start INPUT FOR THIS TASK

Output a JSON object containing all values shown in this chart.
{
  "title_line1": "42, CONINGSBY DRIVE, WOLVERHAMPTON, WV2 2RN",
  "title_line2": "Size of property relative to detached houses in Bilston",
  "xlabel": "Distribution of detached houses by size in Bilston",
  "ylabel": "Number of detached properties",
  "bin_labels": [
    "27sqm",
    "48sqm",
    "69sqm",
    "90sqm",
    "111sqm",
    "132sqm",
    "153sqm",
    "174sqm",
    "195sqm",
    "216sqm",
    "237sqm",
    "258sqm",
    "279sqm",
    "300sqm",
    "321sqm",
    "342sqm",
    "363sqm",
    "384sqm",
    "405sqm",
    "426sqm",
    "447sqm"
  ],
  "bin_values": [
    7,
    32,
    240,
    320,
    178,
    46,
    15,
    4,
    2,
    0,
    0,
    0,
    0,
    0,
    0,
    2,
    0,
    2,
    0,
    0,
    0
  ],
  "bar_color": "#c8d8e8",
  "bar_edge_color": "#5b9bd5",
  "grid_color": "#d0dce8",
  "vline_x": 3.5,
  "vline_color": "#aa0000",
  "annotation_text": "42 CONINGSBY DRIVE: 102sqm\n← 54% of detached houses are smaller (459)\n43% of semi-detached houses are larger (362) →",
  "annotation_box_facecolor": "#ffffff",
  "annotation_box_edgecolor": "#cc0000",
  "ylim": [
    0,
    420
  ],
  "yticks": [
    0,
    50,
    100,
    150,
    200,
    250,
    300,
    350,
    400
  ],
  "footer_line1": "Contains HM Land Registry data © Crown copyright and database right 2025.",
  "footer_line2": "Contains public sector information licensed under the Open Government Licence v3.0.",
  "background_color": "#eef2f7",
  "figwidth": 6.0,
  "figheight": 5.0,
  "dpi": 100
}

end INPUT FOR THIS TASK

* [GIVEN INSTRUCTION]: Using the entries above, return each line that includes the word "DRIVE".

* [WORKED SOLUTION]:
  "title_line1": "42, CONINGSBY DRIVE, WOLVERHAMPTON, WV2 2RN",
  "annotation_text": "42 CONINGSBY DRIVE: 102sqm\n← 54% of detached houses are smaller (459)\n43% of semi-detached houses are larger (362) →",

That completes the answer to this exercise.